> _REQUEST_: Extract the listing in its entirety, keeping each line identical to the original.

== DATA EXTRACT ==

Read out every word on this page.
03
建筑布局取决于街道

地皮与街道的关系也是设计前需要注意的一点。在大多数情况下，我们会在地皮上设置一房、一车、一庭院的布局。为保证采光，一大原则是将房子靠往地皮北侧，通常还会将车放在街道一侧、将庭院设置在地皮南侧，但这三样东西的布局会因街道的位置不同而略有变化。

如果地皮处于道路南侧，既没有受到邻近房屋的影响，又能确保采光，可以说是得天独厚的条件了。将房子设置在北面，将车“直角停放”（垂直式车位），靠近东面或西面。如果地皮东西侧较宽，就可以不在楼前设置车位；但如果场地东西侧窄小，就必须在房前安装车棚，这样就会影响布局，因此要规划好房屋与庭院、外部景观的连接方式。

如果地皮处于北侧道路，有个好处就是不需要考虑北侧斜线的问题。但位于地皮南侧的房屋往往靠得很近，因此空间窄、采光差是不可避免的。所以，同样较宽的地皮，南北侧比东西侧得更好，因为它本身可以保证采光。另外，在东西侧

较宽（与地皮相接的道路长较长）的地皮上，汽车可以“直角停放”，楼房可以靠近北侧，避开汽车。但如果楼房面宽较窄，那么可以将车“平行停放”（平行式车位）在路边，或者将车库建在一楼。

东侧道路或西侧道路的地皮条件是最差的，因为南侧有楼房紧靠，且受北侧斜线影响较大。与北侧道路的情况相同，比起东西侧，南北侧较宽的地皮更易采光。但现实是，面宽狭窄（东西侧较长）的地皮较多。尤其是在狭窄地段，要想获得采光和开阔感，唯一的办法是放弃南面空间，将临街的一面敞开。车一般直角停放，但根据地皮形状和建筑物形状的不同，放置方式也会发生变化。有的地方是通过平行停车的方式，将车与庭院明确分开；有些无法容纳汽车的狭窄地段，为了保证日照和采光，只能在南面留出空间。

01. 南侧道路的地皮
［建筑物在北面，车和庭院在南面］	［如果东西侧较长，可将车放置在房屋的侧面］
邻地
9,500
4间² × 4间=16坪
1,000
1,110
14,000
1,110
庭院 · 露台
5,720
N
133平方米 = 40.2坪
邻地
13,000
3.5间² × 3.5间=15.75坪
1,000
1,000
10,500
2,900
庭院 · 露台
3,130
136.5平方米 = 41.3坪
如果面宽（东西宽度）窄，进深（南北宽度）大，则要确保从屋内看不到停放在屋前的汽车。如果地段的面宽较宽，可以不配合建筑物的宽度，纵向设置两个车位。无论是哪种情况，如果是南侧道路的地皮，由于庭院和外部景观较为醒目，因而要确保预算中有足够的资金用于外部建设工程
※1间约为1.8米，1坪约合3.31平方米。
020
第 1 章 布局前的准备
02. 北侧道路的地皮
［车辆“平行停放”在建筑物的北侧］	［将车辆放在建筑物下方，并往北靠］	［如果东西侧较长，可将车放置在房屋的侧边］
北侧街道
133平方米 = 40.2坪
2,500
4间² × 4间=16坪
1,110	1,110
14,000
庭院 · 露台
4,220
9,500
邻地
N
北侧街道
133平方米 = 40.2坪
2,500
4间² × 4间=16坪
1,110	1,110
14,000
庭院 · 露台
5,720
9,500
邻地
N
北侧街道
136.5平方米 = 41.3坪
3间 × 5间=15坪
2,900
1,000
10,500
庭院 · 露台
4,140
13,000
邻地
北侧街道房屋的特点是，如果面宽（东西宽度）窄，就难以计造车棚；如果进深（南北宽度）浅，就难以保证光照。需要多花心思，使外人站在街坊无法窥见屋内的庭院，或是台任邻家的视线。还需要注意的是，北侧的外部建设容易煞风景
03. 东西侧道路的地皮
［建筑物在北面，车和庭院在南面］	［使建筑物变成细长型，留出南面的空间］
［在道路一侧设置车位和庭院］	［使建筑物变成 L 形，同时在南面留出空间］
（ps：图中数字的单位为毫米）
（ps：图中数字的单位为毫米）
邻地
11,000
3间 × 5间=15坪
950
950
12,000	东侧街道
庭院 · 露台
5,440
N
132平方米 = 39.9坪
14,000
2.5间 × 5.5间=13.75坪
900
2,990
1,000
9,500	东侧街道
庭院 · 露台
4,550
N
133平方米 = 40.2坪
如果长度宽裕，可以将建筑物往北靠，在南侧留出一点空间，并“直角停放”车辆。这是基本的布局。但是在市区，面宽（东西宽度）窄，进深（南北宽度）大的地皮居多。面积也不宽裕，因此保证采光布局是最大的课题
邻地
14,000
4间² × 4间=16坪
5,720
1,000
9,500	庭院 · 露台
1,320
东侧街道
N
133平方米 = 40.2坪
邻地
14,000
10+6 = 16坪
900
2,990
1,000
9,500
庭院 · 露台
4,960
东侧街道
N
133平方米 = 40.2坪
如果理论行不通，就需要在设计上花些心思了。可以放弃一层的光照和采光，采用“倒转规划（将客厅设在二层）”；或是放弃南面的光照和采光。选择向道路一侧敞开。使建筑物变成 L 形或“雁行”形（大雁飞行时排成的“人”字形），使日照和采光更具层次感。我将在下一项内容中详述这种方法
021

===

> _ANSWER_:
Read out every word on this page.
03
建筑布局取决于街道

地皮与街道的关系也是设计前需要注意的一点。在大多数情况下，我们会在地皮上设置一房、一车、一庭院的布局。为保证采光，一大原则是将房子靠往地皮北侧，通常还会将车放在街道一侧、将庭院设置在地皮南侧，但这三样东西的布局会因街道的位置不同而略有变化。

如果地皮处于道路南侧，既没有受到邻近房屋的影响，又能确保采光，可以说是得天独厚的条件了。将房子设置在北面，将车“直角停放”（垂直式车位），靠近东面或西面。如果地皮东西侧较宽，就可以不在楼前设置车位；但如果场地东西侧窄小，就必须在房前安装车棚，这样就会影响布局，因此要规划好房屋与庭院、外部景观的连接方式。

如果地皮处于北侧道路，有个好处就是不需要考虑北侧斜线的问题。但位于地皮南侧的房屋往往靠得很近，因此空间窄、采光差是不可避免的。所以，同样较宽的地皮，南北侧比东西侧得更好，因为它本身可以保证采光。另外，在东西侧

较宽（与地皮相接的道路长较长）的地皮上，汽车可以“直角停放”，楼房可以靠近北侧，避开汽车。但如果楼房面宽较窄，那么可以将车“平行停放”（平行式车位）在路边，或者将车库建在一楼。

东侧道路或西侧道路的地皮条件是最差的，因为南侧有楼房紧靠，且受北侧斜线影响较大。与北侧道路的情况相同，比起东西侧，南北侧较宽的地皮更易采光。但现实是，面宽狭窄（东西侧较长）的地皮较多。尤其是在狭窄地段，要想获得采光和开阔感，唯一的办法是放弃南面空间，将临街的一面敞开。车一般直角停放，但根据地皮形状和建筑物形状的不同，放置方式也会发生变化。有的地方是通过平行停车的方式，将车与庭院明确分开；有些无法容纳汽车的狭窄地段，为了保证日照和采光，只能在南面留出空间。

01. 南侧道路的地皮
［建筑物在北面，车和庭院在南面］	［如果东西侧较长，可将车放置在房屋的侧面］
邻地
9,500
4间² × 4间=16坪
1,000
1,110
14,000
1,110
庭院 · 露台
5,720
N
133平方米 = 40.2坪
邻地
13,000
3.5间² × 3.5间=15.75坪
1,000
1,000
10,500
2,900
庭院 · 露台
3,130
136.5平方米 = 41.3坪
如果面宽（东西宽度）窄，进深（南北宽度）大，则要确保从屋内看不到停放在屋前的汽车。如果地段的面宽较宽，可以不配合建筑物的宽度，纵向设置两个车位。无论是哪种情况，如果是南侧道路的地皮，由于庭院和外部景观较为醒目，因而要确保预算中有足够的资金用于外部建设工程
※1间约为1.8米，1坪约合3.31平方米。
020
第 1 章 布局前的准备
02. 北侧道路的地皮
［车辆“平行停放”在建筑物的北侧］	［将车辆放在建筑物下方，并往北靠］	［如果东西侧较长，可将车放置在房屋的侧边］
北侧街道
133平方米 = 40.2坪
2,500
4间² × 4间=16坪
1,110	1,110
14,000
庭院 · 露台
4,220
9,500
邻地
N
北侧街道
133平方米 = 40.2坪
2,500
4间² × 4间=16坪
1,110	1,110
14,000
庭院 · 露台
5,720
9,500
邻地
N
北侧街道
136.5平方米 = 41.3坪
3间 × 5间=15坪
2,900
1,000
10,500
庭院 · 露台
4,140
13,000
邻地
北侧街道房屋的特点是，如果面宽（东西宽度）窄，就难以计造车棚；如果进深（南北宽度）浅，就难以保证光照。需要多花心思，使外人站在街坊无法窥见屋内的庭院，或是台任邻家的视线。还需要注意的是，北侧的外部建设容易煞风景
03. 东西侧道路的地皮
［建筑物在北面，车和庭院在南面］	［使建筑物变成细长型，留出南面的空间］
［在道路一侧设置车位和庭院］	［使建筑物变成 L 形，同时在南面留出空间］
（ps：图中数字的单位为毫米）
（ps：图中数字的单位为毫米）
邻地
11,000
3间 × 5间=15坪
950
950
12,000	东侧街道
庭院 · 露台
5,440
N
132平方米 = 39.9坪
14,000
2.5间 × 5.5间=13.75坪
900
2,990
1,000
9,500	东侧街道
庭院 · 露台
4,550
N
133平方米 = 40.2坪
如果长度宽裕，可以将建筑物往北靠，在南侧留出一点空间，并“直角停放”车辆。这是基本的布局。但是在市区，面宽（东西宽度）窄，进深（南北宽度）大的地皮居多。面积也不宽裕，因此保证采光布局是最大的课题
邻地
14,000
4间² × 4间=16坪
5,720
1,000
9,500	庭院 · 露台
1,320
东侧街道
N
133平方米 = 40.2坪
邻地
14,000
10+6 = 16坪
900
2,990
1,000
9,500
庭院 · 露台
4,960
东侧街道
N
133平方米 = 40.2坪
如果理论行不通，就需要在设计上花些心思了。可以放弃一层的光照和采光，采用“倒转规划（将客厅设在二层）”；或是放弃南面的光照和采光。选择向道路一侧敞开。使建筑物变成 L 形或“雁行”形（大雁飞行时排成的“人”字形），使日照和采光更具层次感。我将在下一项内容中详述这种方法
021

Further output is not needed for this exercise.